Dataset records >>
════════════════

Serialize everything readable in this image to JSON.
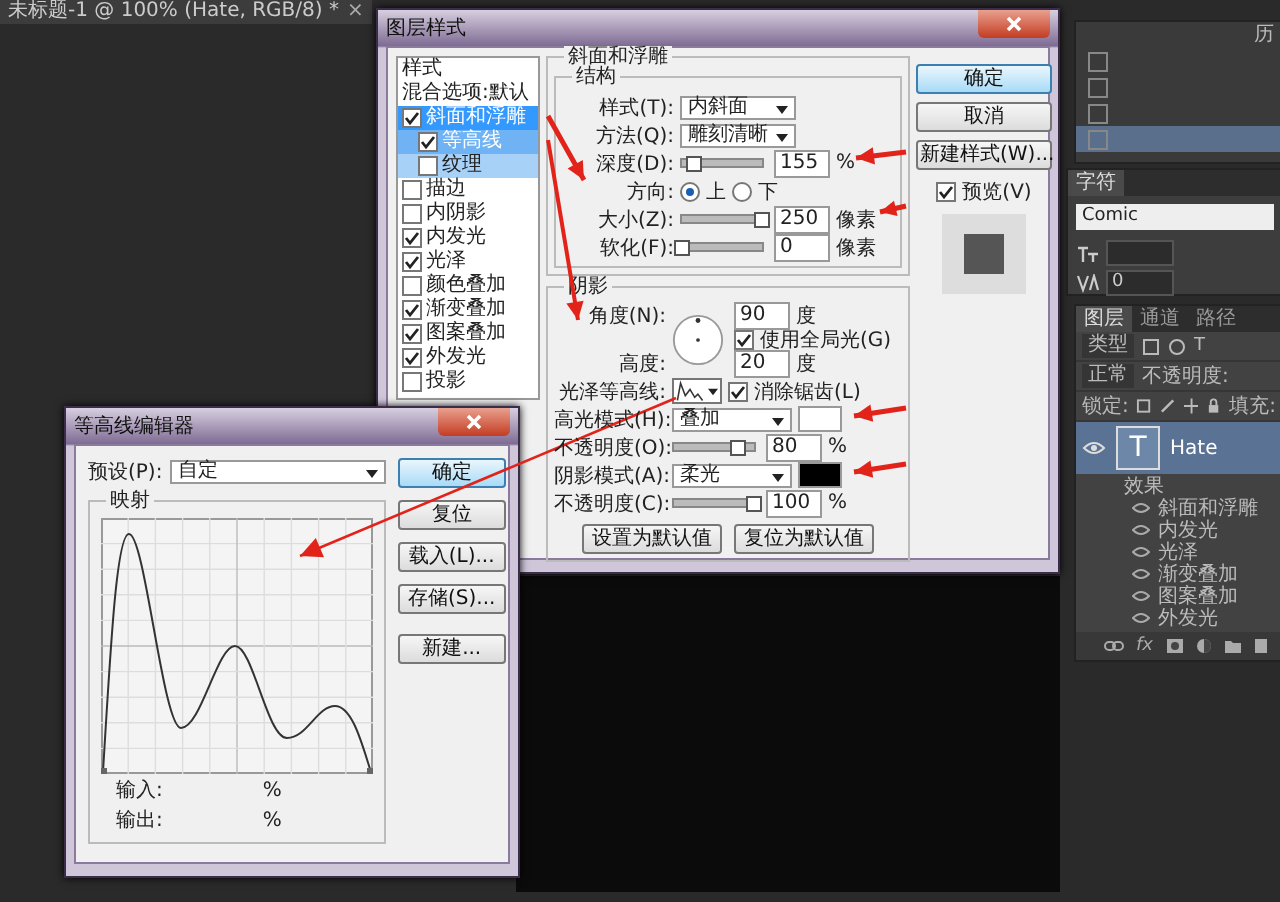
{
  "document_tab": {
    "title": "未标题-1 @ 100% (Hate, RGB/8) *",
    "close": "×"
  },
  "layer_style": {
    "title": "图层样式",
    "styles_header": "样式",
    "blending_options": "混合选项:默认",
    "styles": [
      {
        "label": "斜面和浮雕",
        "checked": true,
        "selected": true,
        "children": [
          {
            "label": "等高线",
            "checked": true,
            "selected": true
          },
          {
            "label": "纹理",
            "checked": false,
            "selected": false
          }
        ]
      },
      {
        "label": "描边",
        "checked": false,
        "selected": false
      },
      {
        "label": "内阴影",
        "checked": false,
        "selected": false
      },
      {
        "label": "内发光",
        "checked": true,
        "selected": false
      },
      {
        "label": "光泽",
        "checked": true,
        "selected": false
      },
      {
        "label": "颜色叠加",
        "checked": false,
        "selected": false
      },
      {
        "label": "渐变叠加",
        "checked": true,
        "selected": false
      },
      {
        "label": "图案叠加",
        "checked": true,
        "selected": false
      },
      {
        "label": "外发光",
        "checked": true,
        "selected": false
      },
      {
        "label": "投影",
        "checked": false,
        "selected": false
      }
    ],
    "bevel": {
      "title": "斜面和浮雕",
      "structure_title": "结构",
      "rows": [
        {
          "kind": "select",
          "label": "样式(T):",
          "value": "内斜面"
        },
        {
          "kind": "select",
          "label": "方法(Q):",
          "value": "雕刻清晰"
        },
        {
          "kind": "slider",
          "label": "深度(D):",
          "level": 0.15,
          "value": "155",
          "unit": "%"
        },
        {
          "kind": "radio",
          "label": "方向:",
          "options": [
            {
              "label": "上",
              "selected": true
            },
            {
              "label": "下",
              "selected": false
            }
          ]
        },
        {
          "kind": "slider",
          "label": "大小(Z):",
          "level": 1,
          "value": "250",
          "unit": "像素"
        },
        {
          "kind": "slider",
          "label": "软化(F):",
          "level": 0,
          "value": "0",
          "unit": "像素"
        }
      ]
    },
    "shading": {
      "title": "阴影",
      "angle": {
        "label": "角度(N):",
        "value": "90",
        "unit": "度"
      },
      "global_light": {
        "label": "使用全局光(G)",
        "checked": true
      },
      "altitude": {
        "label": "高度:",
        "value": "20",
        "unit": "度"
      },
      "gloss_contour_label": "光泽等高线:",
      "anti_aliased": {
        "label": "消除锯齿(L)",
        "checked": true
      },
      "rows": [
        {
          "kind": "blend",
          "label": "高光模式(H):",
          "value": "叠加",
          "color": "#ffffff"
        },
        {
          "kind": "slider",
          "label": "不透明度(O):",
          "level": 0.8,
          "value": "80",
          "unit": "%"
        },
        {
          "kind": "blend",
          "label": "阴影模式(A):",
          "value": "柔光",
          "color": "#000000"
        },
        {
          "kind": "slider",
          "label": "不透明度(C):",
          "level": 1,
          "value": "100",
          "unit": "%"
        }
      ]
    },
    "default_buttons": [
      "设置为默认值",
      "复位为默认值"
    ],
    "side_buttons": [
      {
        "label": "确定",
        "default": true
      },
      {
        "label": "取消",
        "default": false
      },
      {
        "label": "新建样式(W)...",
        "default": false
      }
    ],
    "preview": {
      "label": "预览(V)",
      "checked": true
    }
  },
  "contour_editor": {
    "title": "等高线编辑器",
    "preset_label": "预设(P):",
    "preset_value": "自定",
    "mapping_title": "映射",
    "input_label": "输入:",
    "input_unit": "%",
    "output_label": "输出:",
    "output_unit": "%",
    "buttons": [
      {
        "label": "确定",
        "default": true
      },
      {
        "label": "复位",
        "default": false
      },
      {
        "label": "载入(L)...",
        "default": false
      },
      {
        "label": "存储(S)...",
        "default": false
      },
      {
        "label": "新建...",
        "default": false
      }
    ]
  },
  "history_panel": {
    "tab": "历"
  },
  "character_panel": {
    "tab": "字符",
    "font": "Comic",
    "tracking": "0"
  },
  "layers_panel": {
    "tabs": [
      {
        "label": "图层",
        "selected": true
      },
      {
        "label": "通道",
        "selected": false
      },
      {
        "label": "路径",
        "selected": false
      }
    ],
    "filter": "类型",
    "filter_glyph": "T",
    "blend_mode": "正常",
    "opacity_label": "不透明度:",
    "lock_label": "锁定:",
    "fill_label": "填充:",
    "layer": {
      "name": "Hate",
      "thumbnail": "T",
      "selected": true
    },
    "effects_label": "效果",
    "effects": [
      "斜面和浮雕",
      "内发光",
      "光泽",
      "渐变叠加",
      "图案叠加",
      "外发光"
    ],
    "fx": "fx"
  }
}
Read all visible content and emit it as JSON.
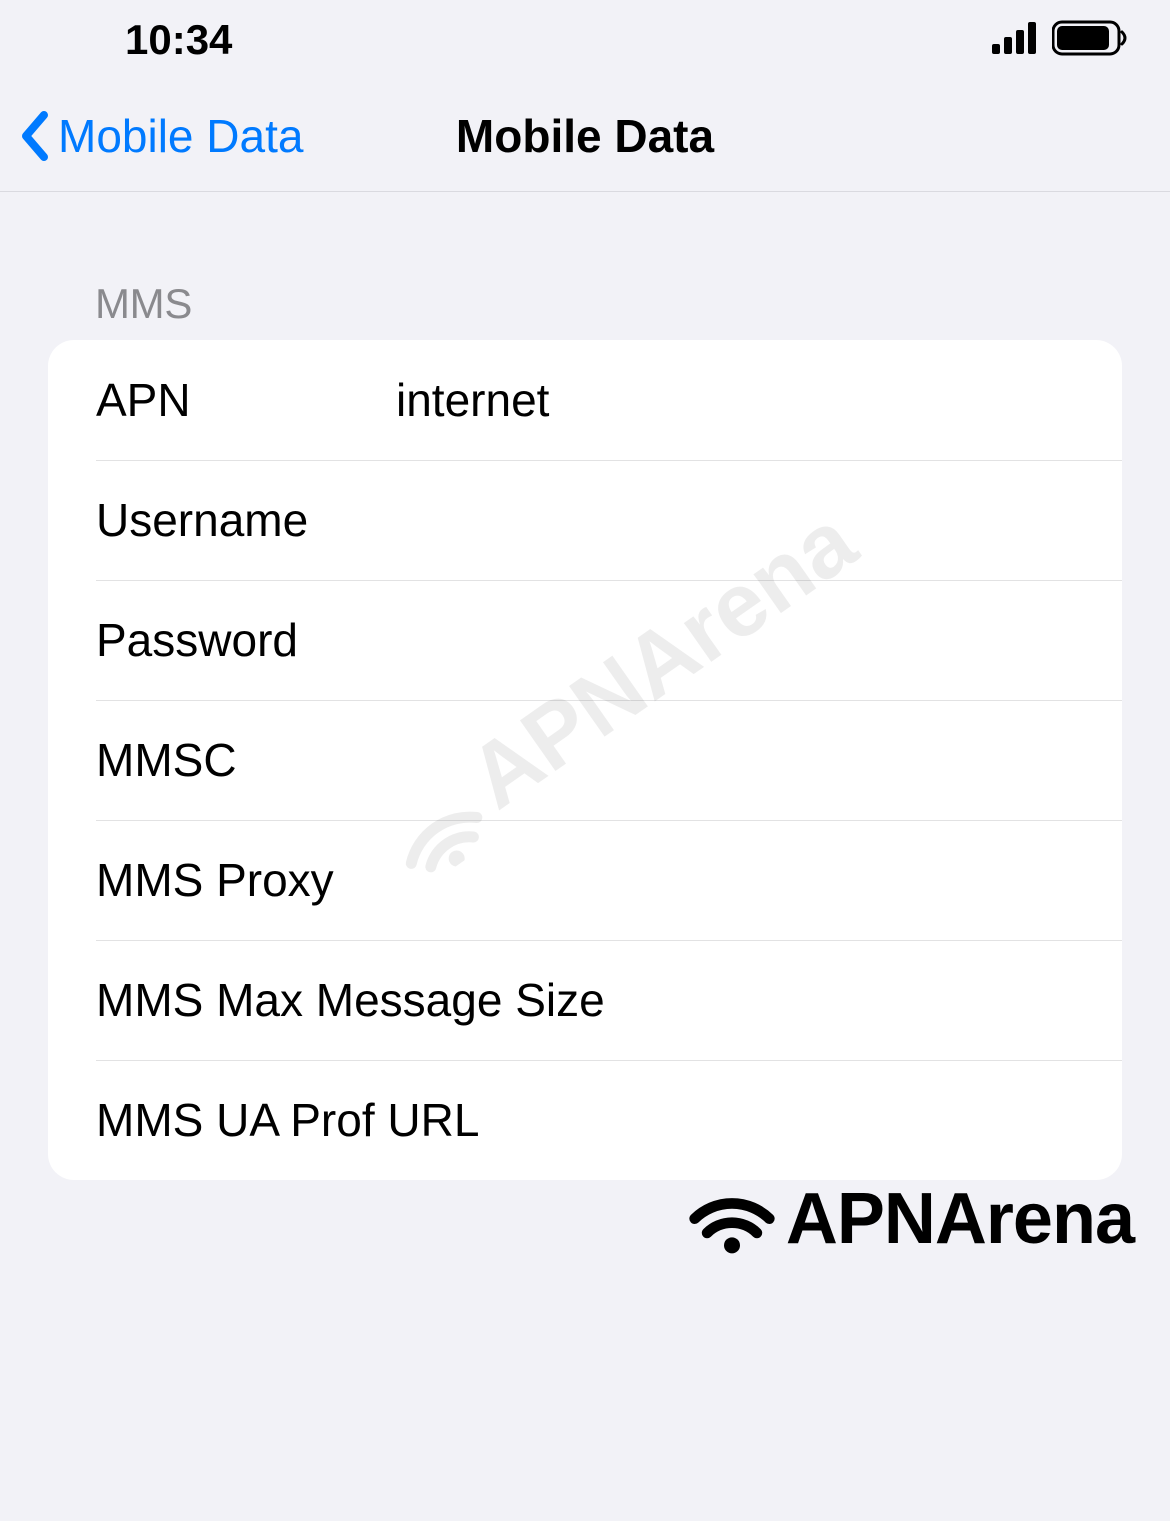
{
  "status": {
    "time": "10:34"
  },
  "nav": {
    "back_label": "Mobile Data",
    "title": "Mobile Data"
  },
  "section_header": "MMS",
  "fields": {
    "apn": {
      "label": "APN",
      "value": "internet"
    },
    "username": {
      "label": "Username",
      "value": ""
    },
    "password": {
      "label": "Password",
      "value": ""
    },
    "mmsc": {
      "label": "MMSC",
      "value": ""
    },
    "mms_proxy": {
      "label": "MMS Proxy",
      "value": ""
    },
    "mms_max_message_size": {
      "label": "MMS Max Message Size",
      "value": ""
    },
    "mms_ua_prof_url": {
      "label": "MMS UA Prof URL",
      "value": ""
    }
  },
  "watermark": "APNArena"
}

════════════════

Task instructions >>
Using the entries above, state how many lines include the word "Mobile", with no other words.

Task answer >>
2